§ WHAT IS NEEDED
Show every line containing "this" by copying it.

[BEGIN INPUT]

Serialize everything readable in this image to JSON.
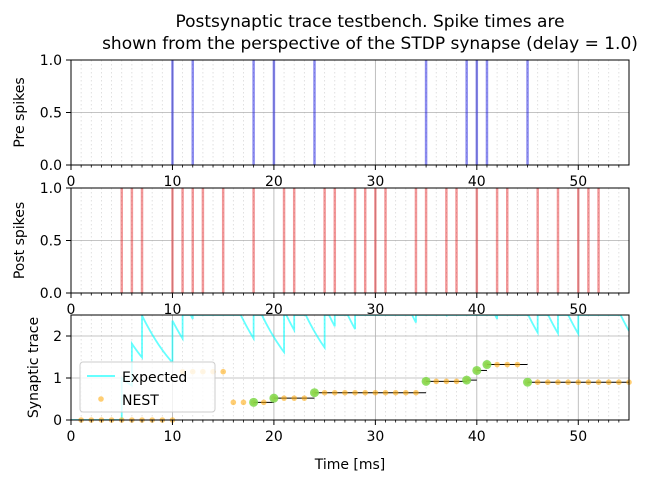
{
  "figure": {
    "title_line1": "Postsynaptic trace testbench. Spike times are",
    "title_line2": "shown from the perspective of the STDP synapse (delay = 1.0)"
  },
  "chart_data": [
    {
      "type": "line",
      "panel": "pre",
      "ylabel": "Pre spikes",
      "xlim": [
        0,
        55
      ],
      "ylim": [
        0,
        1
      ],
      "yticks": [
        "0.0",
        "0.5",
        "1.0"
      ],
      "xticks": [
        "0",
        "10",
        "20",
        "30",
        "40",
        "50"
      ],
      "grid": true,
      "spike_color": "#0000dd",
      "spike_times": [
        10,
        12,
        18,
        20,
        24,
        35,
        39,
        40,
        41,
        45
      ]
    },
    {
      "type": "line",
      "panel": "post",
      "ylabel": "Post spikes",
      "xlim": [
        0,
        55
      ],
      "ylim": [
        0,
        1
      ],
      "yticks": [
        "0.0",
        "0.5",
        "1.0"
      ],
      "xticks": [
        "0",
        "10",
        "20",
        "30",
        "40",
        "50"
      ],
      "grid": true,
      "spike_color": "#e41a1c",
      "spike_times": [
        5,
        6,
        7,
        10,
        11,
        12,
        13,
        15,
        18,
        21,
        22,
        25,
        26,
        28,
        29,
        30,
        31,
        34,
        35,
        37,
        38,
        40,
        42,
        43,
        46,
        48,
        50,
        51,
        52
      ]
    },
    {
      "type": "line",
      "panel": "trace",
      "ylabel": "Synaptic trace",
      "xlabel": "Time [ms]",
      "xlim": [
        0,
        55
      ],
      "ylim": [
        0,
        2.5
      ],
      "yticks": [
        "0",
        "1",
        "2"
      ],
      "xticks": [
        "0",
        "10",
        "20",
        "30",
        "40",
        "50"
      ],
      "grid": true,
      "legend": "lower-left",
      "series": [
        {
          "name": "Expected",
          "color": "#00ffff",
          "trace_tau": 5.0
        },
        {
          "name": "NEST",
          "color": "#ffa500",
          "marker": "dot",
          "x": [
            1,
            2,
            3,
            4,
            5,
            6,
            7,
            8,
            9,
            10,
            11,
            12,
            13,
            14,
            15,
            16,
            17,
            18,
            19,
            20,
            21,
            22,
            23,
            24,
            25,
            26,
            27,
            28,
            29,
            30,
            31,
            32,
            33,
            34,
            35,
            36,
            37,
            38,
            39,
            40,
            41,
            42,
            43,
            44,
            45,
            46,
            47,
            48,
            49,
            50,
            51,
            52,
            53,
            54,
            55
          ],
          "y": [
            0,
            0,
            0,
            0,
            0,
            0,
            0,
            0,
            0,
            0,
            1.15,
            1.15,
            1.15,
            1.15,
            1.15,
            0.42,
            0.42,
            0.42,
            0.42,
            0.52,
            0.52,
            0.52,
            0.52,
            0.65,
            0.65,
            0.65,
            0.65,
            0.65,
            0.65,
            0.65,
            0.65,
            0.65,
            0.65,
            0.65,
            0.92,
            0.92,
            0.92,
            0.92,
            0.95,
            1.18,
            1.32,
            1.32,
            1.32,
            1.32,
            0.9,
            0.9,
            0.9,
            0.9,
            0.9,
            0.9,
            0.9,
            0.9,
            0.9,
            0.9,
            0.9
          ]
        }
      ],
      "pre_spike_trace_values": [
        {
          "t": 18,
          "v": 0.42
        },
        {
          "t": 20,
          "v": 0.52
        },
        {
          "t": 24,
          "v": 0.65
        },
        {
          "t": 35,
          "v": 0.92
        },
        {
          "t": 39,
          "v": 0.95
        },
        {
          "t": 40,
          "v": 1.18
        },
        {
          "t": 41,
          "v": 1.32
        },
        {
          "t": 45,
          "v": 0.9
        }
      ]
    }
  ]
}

[END INPUT]
[BEGIN INPUT]

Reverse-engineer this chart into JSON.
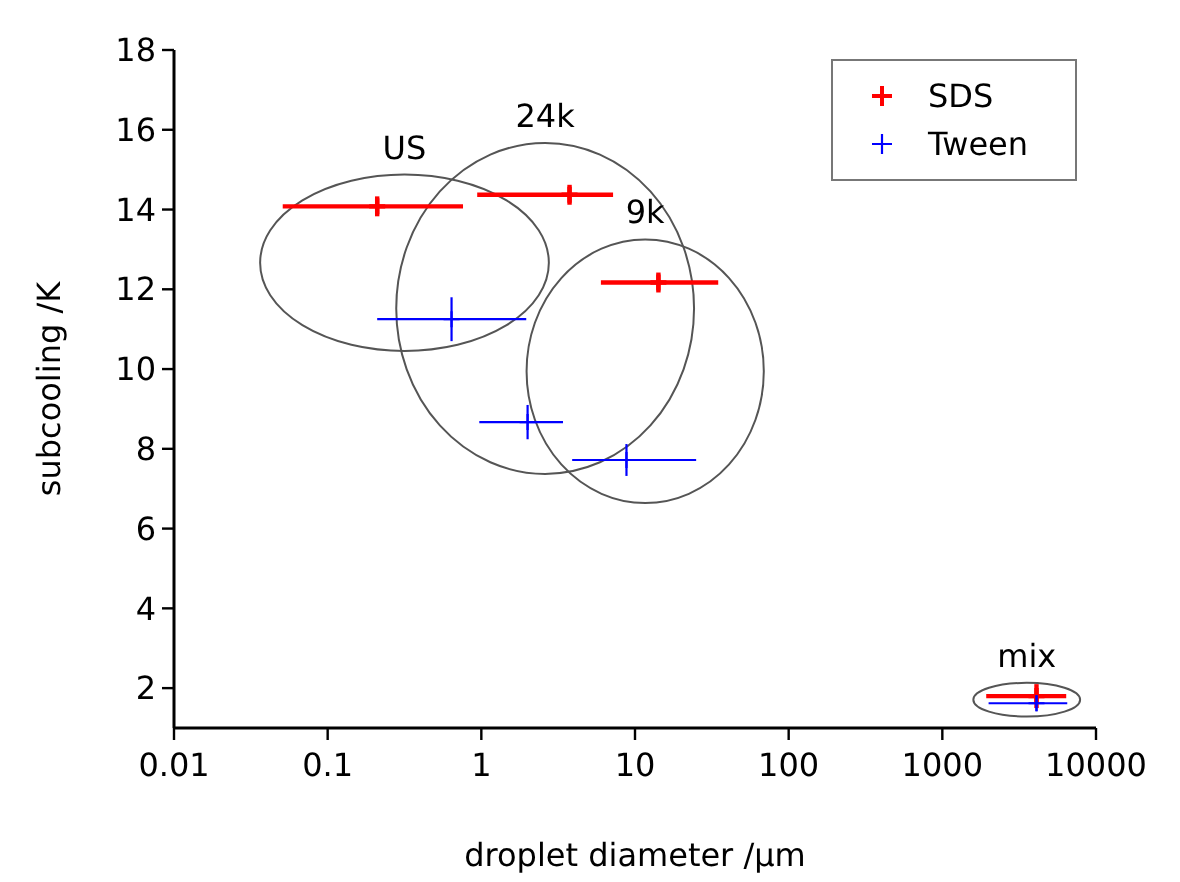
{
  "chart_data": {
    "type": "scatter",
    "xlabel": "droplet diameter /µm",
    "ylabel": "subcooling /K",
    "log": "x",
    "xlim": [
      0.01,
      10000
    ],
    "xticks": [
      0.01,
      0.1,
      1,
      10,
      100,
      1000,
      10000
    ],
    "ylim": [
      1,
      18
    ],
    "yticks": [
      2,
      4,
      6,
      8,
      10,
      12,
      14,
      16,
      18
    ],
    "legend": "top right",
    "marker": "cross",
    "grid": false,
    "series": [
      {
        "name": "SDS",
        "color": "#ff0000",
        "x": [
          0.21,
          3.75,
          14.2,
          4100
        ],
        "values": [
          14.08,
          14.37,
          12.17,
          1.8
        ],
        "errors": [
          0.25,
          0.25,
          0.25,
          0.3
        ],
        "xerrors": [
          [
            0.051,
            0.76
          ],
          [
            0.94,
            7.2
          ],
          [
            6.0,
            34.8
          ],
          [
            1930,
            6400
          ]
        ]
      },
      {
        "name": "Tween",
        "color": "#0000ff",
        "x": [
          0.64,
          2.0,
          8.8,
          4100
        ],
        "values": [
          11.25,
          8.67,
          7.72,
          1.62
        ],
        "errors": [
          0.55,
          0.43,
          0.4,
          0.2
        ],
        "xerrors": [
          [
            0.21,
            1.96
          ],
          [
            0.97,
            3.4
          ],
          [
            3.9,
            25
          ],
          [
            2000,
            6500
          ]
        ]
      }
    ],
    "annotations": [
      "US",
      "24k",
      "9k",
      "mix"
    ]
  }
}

[END INPUT]

§ WRITTEN RESPONSE
Serialize everything readable in this image to JSON.
Reverse-engineer this chart into JSON.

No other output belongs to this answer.